[Start of Information shown]
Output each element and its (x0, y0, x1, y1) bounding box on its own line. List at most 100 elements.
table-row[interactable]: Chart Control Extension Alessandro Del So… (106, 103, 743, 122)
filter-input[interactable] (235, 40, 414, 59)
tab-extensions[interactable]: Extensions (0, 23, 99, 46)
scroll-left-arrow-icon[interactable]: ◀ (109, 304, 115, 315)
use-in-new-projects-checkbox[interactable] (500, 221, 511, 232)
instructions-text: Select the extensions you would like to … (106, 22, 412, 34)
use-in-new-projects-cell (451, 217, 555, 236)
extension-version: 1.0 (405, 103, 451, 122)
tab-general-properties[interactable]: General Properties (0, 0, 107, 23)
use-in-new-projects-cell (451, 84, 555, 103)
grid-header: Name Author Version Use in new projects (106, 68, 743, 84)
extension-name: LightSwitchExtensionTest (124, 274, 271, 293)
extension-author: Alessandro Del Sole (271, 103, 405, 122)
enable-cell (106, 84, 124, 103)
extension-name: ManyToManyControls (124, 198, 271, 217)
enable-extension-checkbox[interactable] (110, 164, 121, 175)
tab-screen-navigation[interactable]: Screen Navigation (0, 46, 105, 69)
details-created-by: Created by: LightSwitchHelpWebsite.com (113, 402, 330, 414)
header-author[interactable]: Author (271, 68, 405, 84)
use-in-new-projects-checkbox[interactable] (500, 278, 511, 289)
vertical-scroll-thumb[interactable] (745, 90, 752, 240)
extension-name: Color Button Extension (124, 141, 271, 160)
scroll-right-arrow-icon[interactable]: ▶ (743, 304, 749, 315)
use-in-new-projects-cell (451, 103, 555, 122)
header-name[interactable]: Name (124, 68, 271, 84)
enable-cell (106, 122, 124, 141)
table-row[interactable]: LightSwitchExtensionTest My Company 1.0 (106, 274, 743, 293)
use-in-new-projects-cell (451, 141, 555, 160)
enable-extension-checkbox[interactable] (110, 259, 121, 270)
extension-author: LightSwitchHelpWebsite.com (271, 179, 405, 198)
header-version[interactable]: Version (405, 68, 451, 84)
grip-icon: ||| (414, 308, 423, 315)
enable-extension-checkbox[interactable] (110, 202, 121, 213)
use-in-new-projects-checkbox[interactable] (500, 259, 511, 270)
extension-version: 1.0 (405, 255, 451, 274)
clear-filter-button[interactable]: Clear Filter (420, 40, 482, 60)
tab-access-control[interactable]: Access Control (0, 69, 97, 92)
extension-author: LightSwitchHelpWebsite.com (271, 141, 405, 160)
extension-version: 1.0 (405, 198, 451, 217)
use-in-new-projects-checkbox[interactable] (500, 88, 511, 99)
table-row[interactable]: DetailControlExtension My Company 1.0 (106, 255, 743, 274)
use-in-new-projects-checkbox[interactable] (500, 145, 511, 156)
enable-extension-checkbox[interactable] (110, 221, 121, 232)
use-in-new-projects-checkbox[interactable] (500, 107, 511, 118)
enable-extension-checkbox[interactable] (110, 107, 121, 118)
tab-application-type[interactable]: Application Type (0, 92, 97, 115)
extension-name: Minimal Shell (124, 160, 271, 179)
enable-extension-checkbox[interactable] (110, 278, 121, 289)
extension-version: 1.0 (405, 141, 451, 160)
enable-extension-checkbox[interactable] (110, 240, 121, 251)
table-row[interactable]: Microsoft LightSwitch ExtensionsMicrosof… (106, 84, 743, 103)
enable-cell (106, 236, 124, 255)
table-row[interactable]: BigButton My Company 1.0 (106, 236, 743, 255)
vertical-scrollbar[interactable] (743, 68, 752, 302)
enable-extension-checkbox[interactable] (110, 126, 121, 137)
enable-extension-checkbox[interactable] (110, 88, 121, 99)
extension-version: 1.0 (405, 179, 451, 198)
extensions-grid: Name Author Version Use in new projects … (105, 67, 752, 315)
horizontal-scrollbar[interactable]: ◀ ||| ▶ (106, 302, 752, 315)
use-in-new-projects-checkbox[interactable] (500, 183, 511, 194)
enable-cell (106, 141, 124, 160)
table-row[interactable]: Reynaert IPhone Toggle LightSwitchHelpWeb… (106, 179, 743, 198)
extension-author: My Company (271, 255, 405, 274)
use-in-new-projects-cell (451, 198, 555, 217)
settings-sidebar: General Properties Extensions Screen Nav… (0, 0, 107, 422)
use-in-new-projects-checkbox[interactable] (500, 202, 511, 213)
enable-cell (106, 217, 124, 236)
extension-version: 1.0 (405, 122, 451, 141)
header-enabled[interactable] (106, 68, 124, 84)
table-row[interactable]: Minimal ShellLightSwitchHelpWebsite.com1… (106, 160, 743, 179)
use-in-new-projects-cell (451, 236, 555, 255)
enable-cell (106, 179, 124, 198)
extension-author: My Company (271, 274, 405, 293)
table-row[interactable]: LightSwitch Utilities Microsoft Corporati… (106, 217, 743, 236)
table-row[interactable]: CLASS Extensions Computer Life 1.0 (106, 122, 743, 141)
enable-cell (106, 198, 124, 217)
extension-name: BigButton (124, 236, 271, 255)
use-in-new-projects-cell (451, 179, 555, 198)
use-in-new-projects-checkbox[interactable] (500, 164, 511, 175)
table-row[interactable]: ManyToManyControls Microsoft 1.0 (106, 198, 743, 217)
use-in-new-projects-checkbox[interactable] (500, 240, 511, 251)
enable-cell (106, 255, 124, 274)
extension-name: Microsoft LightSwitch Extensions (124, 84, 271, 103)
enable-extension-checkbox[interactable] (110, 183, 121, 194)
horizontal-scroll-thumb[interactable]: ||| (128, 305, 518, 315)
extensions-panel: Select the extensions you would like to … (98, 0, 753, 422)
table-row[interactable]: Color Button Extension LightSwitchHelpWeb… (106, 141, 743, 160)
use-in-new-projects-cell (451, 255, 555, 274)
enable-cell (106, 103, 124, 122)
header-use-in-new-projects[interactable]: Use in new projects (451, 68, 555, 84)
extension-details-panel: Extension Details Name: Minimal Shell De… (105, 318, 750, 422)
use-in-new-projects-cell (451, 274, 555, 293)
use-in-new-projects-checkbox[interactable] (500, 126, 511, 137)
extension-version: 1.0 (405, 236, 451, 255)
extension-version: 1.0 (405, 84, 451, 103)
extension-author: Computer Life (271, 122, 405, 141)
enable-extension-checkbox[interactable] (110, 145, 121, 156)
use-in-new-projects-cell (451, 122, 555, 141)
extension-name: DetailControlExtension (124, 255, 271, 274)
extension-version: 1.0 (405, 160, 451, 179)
[End of Information shown]
**Goal**.
Could you copy the whole listing above, line for line, without changing a single character?

**Correct response**.
Output each element and its (x0, y0, x1, y1) bounding box on its own line. List at most 100 elements.
table-row[interactable]: Chart Control Extension Alessandro Del So… (106, 103, 743, 122)
filter-input[interactable] (235, 40, 414, 59)
tab-extensions[interactable]: Extensions (0, 23, 99, 46)
scroll-left-arrow-icon[interactable]: ◀ (109, 304, 115, 315)
use-in-new-projects-checkbox[interactable] (500, 221, 511, 232)
instructions-text: Select the extensions you would like to … (106, 22, 412, 34)
use-in-new-projects-cell (451, 217, 555, 236)
extension-version: 1.0 (405, 103, 451, 122)
tab-general-properties[interactable]: General Properties (0, 0, 107, 23)
use-in-new-projects-cell (451, 84, 555, 103)
grid-header: Name Author Version Use in new projects (106, 68, 743, 84)
extension-name: LightSwitchExtensionTest (124, 274, 271, 293)
extension-author: Alessandro Del Sole (271, 103, 405, 122)
enable-cell (106, 84, 124, 103)
extension-name: ManyToManyControls (124, 198, 271, 217)
enable-extension-checkbox[interactable] (110, 164, 121, 175)
tab-screen-navigation[interactable]: Screen Navigation (0, 46, 105, 69)
details-created-by: Created by: LightSwitchHelpWebsite.com (113, 402, 330, 414)
header-author[interactable]: Author (271, 68, 405, 84)
use-in-new-projects-checkbox[interactable] (500, 278, 511, 289)
vertical-scroll-thumb[interactable] (745, 90, 752, 240)
extension-name: Color Button Extension (124, 141, 271, 160)
scroll-right-arrow-icon[interactable]: ▶ (743, 304, 749, 315)
use-in-new-projects-cell (451, 103, 555, 122)
header-name[interactable]: Name (124, 68, 271, 84)
enable-cell (106, 122, 124, 141)
table-row[interactable]: LightSwitchExtensionTest My Company 1.0 (106, 274, 743, 293)
use-in-new-projects-cell (451, 141, 555, 160)
enable-extension-checkbox[interactable] (110, 259, 121, 270)
extension-author: LightSwitchHelpWebsite.com (271, 179, 405, 198)
header-version[interactable]: Version (405, 68, 451, 84)
grip-icon: ||| (414, 308, 423, 315)
enable-extension-checkbox[interactable] (110, 202, 121, 213)
use-in-new-projects-checkbox[interactable] (500, 259, 511, 270)
extension-version: 1.0 (405, 255, 451, 274)
clear-filter-button[interactable]: Clear Filter (420, 40, 482, 60)
tab-access-control[interactable]: Access Control (0, 69, 97, 92)
extension-author: LightSwitchHelpWebsite.com (271, 141, 405, 160)
extension-version: 1.0 (405, 198, 451, 217)
use-in-new-projects-checkbox[interactable] (500, 88, 511, 99)
table-row[interactable]: DetailControlExtension My Company 1.0 (106, 255, 743, 274)
use-in-new-projects-checkbox[interactable] (500, 145, 511, 156)
enable-extension-checkbox[interactable] (110, 221, 121, 232)
use-in-new-projects-checkbox[interactable] (500, 107, 511, 118)
enable-extension-checkbox[interactable] (110, 107, 121, 118)
tab-application-type[interactable]: Application Type (0, 92, 97, 115)
extension-name: Minimal Shell (124, 160, 271, 179)
enable-extension-checkbox[interactable] (110, 278, 121, 289)
extension-version: 1.0 (405, 141, 451, 160)
enable-extension-checkbox[interactable] (110, 240, 121, 251)
table-row[interactable]: Microsoft LightSwitch ExtensionsMicrosof… (106, 84, 743, 103)
enable-cell (106, 236, 124, 255)
table-row[interactable]: BigButton My Company 1.0 (106, 236, 743, 255)
vertical-scrollbar[interactable] (743, 68, 752, 302)
enable-extension-checkbox[interactable] (110, 126, 121, 137)
enable-extension-checkbox[interactable] (110, 88, 121, 99)
extension-version: 1.0 (405, 179, 451, 198)
extensions-grid: Name Author Version Use in new projects … (105, 67, 752, 315)
horizontal-scrollbar[interactable]: ◀ ||| ▶ (106, 302, 752, 315)
use-in-new-projects-checkbox[interactable] (500, 183, 511, 194)
enable-cell (106, 141, 124, 160)
table-row[interactable]: Reynaert IPhone Toggle LightSwitchHelpWeb… (106, 179, 743, 198)
extension-author: My Company (271, 255, 405, 274)
use-in-new-projects-cell (451, 198, 555, 217)
settings-sidebar: General Properties Extensions Screen Nav… (0, 0, 107, 422)
use-in-new-projects-checkbox[interactable] (500, 202, 511, 213)
enable-cell (106, 217, 124, 236)
extension-version: 1.0 (405, 122, 451, 141)
header-enabled[interactable] (106, 68, 124, 84)
table-row[interactable]: Minimal ShellLightSwitchHelpWebsite.com1… (106, 160, 743, 179)
use-in-new-projects-cell (451, 236, 555, 255)
enable-cell (106, 179, 124, 198)
extension-author: My Company (271, 274, 405, 293)
table-row[interactable]: LightSwitch Utilities Microsoft Corporati… (106, 217, 743, 236)
table-row[interactable]: CLASS Extensions Computer Life 1.0 (106, 122, 743, 141)
enable-cell (106, 198, 124, 217)
extension-name: BigButton (124, 236, 271, 255)
use-in-new-projects-cell (451, 179, 555, 198)
use-in-new-projects-checkbox[interactable] (500, 164, 511, 175)
table-row[interactable]: ManyToManyControls Microsoft 1.0 (106, 198, 743, 217)
use-in-new-projects-checkbox[interactable] (500, 240, 511, 251)
enable-cell (106, 255, 124, 274)
extension-name: Microsoft LightSwitch Extensions (124, 84, 271, 103)
enable-extension-checkbox[interactable] (110, 183, 121, 194)
horizontal-scroll-thumb[interactable]: ||| (128, 305, 518, 315)
extensions-panel: Select the extensions you would like to … (98, 0, 753, 422)
table-row[interactable]: Color Button Extension LightSwitchHelpWeb… (106, 141, 743, 160)
use-in-new-projects-cell (451, 255, 555, 274)
enable-cell (106, 103, 124, 122)
header-use-in-new-projects[interactable]: Use in new projects (451, 68, 555, 84)
extension-details-panel: Extension Details Name: Minimal Shell De… (105, 318, 750, 422)
use-in-new-projects-cell (451, 274, 555, 293)
use-in-new-projects-checkbox[interactable] (500, 126, 511, 137)
extension-version: 1.0 (405, 236, 451, 255)
extension-version: 1.0 (405, 84, 451, 103)
extension-author: Computer Life (271, 122, 405, 141)
enable-extension-checkbox[interactable] (110, 145, 121, 156)
use-in-new-projects-cell (451, 122, 555, 141)
extension-name: DetailControlExtension (124, 255, 271, 274)
extension-version: 1.0 (405, 160, 451, 179)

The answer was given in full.